Stored data >>
↓
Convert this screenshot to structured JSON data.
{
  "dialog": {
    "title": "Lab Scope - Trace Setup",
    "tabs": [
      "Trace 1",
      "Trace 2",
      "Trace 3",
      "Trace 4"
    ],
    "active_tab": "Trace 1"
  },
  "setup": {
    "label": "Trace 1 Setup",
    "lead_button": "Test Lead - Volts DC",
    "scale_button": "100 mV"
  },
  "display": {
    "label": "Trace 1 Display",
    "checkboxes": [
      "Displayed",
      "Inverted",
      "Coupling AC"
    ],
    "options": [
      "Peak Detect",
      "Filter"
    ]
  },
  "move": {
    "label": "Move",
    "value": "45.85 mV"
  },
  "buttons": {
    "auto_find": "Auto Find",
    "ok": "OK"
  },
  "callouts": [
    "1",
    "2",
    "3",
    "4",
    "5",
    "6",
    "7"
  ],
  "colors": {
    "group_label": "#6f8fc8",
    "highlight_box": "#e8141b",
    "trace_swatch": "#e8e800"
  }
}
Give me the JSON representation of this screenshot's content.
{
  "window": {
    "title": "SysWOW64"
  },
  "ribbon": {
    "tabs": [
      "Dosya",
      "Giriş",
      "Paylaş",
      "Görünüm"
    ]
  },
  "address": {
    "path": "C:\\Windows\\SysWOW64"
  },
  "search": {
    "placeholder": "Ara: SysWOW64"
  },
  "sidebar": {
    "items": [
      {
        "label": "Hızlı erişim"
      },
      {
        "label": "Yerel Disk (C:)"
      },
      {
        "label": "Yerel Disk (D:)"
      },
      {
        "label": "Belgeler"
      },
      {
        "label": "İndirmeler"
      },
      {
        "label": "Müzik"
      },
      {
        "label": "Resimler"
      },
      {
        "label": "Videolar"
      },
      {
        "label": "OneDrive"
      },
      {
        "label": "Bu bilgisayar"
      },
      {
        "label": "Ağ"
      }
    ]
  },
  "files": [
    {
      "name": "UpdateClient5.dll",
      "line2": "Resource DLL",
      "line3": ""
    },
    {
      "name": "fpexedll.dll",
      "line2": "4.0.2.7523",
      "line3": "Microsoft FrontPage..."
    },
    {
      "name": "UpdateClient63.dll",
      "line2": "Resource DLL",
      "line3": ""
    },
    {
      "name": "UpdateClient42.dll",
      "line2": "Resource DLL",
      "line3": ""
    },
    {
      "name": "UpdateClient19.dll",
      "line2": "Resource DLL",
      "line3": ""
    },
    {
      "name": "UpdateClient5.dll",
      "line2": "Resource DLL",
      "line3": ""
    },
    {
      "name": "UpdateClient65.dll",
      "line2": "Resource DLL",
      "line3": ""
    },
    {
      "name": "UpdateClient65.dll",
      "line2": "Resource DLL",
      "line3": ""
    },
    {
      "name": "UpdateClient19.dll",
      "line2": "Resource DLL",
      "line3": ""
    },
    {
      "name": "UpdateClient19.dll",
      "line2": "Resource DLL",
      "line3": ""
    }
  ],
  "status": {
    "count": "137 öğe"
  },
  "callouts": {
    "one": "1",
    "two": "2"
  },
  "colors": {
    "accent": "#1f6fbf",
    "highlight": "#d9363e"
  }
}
↑
Task brief >>
Write out every entry word for word.

Output for this exercise >>
Convert this screenshot to structured JSON data.
{
  "dialog": {
    "title": "Lab Scope - Trace Setup",
    "tabs": [
      "Trace 1",
      "Trace 2",
      "Trace 3",
      "Trace 4"
    ],
    "active_tab": "Trace 1"
  },
  "setup": {
    "label": "Trace 1 Setup",
    "lead_button": "Test Lead - Volts DC",
    "scale_button": "100 mV"
  },
  "display": {
    "label": "Trace 1 Display",
    "checkboxes": [
      "Displayed",
      "Inverted",
      "Coupling AC"
    ],
    "options": [
      "Peak Detect",
      "Filter"
    ]
  },
  "move": {
    "label": "Move",
    "value": "45.85 mV"
  },
  "buttons": {
    "auto_find": "Auto Find",
    "ok": "OK"
  },
  "callouts": [
    "1",
    "2",
    "3",
    "4",
    "5",
    "6",
    "7"
  ],
  "colors": {
    "group_label": "#6f8fc8",
    "highlight_box": "#e8141b",
    "trace_swatch": "#e8e800"
  }
}
Give me the JSON representation of this screenshot's content.
{
  "window": {
    "title": "SysWOW64"
  },
  "ribbon": {
    "tabs": [
      "Dosya",
      "Giriş",
      "Paylaş",
      "Görünüm"
    ]
  },
  "address": {
    "path": "C:\\Windows\\SysWOW64"
  },
  "search": {
    "placeholder": "Ara: SysWOW64"
  },
  "sidebar": {
    "items": [
      {
        "label": "Hızlı erişim"
      },
      {
        "label": "Yerel Disk (C:)"
      },
      {
        "label": "Yerel Disk (D:)"
      },
      {
        "label": "Belgeler"
      },
      {
        "label": "İndirmeler"
      },
      {
        "label": "Müzik"
      },
      {
        "label": "Resimler"
      },
      {
        "label": "Videolar"
      },
      {
        "label": "OneDrive"
      },
      {
        "label": "Bu bilgisayar"
      },
      {
        "label": "Ağ"
      }
    ]
  },
  "files": [
    {
      "name": "UpdateClient5.dll",
      "line2": "Resource DLL",
      "line3": ""
    },
    {
      "name": "fpexedll.dll",
      "line2": "4.0.2.7523",
      "line3": "Microsoft FrontPage..."
    },
    {
      "name": "UpdateClient63.dll",
      "line2": "Resource DLL",
      "line3": ""
    },
    {
      "name": "UpdateClient42.dll",
      "line2": "Resource DLL",
      "line3": ""
    },
    {
      "name": "UpdateClient19.dll",
      "line2": "Resource DLL",
      "line3": ""
    },
    {
      "name": "UpdateClient5.dll",
      "line2": "Resource DLL",
      "line3": ""
    },
    {
      "name": "UpdateClient65.dll",
      "line2": "Resource DLL",
      "line3": ""
    },
    {
      "name": "UpdateClient65.dll",
      "line2": "Resource DLL",
      "line3": ""
    },
    {
      "name": "UpdateClient19.dll",
      "line2": "Resource DLL",
      "line3": ""
    },
    {
      "name": "UpdateClient19.dll",
      "line2": "Resource DLL",
      "line3": ""
    }
  ],
  "status": {
    "count": "137 öğe"
  },
  "callouts": {
    "one": "1",
    "two": "2"
  },
  "colors": {
    "accent": "#1f6fbf",
    "highlight": "#d9363e"
  }
}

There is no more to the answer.